> INSTRUCTION: Examine the material below. Gather every line in which the string "GUIDE" appears.

> STORED RECORDS:
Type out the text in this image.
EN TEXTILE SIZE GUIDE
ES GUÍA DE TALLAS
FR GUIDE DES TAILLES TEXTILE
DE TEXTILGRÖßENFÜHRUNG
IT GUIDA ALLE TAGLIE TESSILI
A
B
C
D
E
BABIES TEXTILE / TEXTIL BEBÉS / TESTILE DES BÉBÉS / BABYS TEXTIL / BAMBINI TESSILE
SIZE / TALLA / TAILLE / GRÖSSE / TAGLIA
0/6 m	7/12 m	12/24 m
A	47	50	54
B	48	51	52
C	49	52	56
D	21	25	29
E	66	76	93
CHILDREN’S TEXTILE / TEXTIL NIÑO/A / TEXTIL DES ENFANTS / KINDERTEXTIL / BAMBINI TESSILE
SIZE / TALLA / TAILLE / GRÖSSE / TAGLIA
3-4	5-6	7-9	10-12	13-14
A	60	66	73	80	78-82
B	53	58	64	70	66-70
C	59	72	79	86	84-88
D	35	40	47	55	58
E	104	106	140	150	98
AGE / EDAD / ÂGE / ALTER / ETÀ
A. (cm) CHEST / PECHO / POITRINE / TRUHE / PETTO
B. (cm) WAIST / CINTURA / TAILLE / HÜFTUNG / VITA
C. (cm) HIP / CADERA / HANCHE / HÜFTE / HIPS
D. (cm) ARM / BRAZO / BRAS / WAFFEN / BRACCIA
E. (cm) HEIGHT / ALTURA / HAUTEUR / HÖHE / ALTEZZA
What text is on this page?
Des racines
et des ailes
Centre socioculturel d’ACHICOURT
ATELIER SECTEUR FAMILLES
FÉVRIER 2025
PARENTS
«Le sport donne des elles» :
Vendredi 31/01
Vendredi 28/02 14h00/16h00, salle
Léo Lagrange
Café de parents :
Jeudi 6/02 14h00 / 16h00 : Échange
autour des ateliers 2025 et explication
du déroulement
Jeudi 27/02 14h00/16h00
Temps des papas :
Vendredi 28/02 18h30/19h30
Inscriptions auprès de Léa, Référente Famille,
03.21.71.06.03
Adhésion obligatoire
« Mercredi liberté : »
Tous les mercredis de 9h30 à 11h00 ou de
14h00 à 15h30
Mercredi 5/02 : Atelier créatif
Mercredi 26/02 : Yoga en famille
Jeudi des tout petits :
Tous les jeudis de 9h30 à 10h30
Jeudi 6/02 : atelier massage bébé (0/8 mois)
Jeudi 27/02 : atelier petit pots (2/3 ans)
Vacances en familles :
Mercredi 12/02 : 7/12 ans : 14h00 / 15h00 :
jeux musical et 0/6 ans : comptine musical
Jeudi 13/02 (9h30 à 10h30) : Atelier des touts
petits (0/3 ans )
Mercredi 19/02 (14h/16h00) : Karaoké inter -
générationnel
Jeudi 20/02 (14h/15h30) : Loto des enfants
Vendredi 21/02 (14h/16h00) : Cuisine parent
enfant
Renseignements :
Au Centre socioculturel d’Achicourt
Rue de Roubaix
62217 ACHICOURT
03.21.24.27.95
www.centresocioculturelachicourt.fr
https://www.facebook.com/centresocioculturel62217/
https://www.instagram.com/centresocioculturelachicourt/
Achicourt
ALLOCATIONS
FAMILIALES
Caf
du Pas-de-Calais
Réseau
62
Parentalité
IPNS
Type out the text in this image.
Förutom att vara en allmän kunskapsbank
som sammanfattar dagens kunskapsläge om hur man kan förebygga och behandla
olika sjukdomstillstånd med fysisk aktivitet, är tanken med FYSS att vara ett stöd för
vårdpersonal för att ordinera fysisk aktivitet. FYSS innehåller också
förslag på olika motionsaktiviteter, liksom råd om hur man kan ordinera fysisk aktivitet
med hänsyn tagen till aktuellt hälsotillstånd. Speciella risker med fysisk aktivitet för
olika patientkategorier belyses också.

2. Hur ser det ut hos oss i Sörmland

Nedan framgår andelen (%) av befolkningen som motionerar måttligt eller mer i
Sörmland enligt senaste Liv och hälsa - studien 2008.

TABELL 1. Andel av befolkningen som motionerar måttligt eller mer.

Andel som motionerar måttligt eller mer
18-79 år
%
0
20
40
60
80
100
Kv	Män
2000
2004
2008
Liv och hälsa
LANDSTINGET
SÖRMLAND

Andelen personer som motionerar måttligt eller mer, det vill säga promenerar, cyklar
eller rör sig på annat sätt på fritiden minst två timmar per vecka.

> TASK ANSWER:
EN TEXTILE SIZE GUIDE
FR GUIDE DES TAILLES TEXTILE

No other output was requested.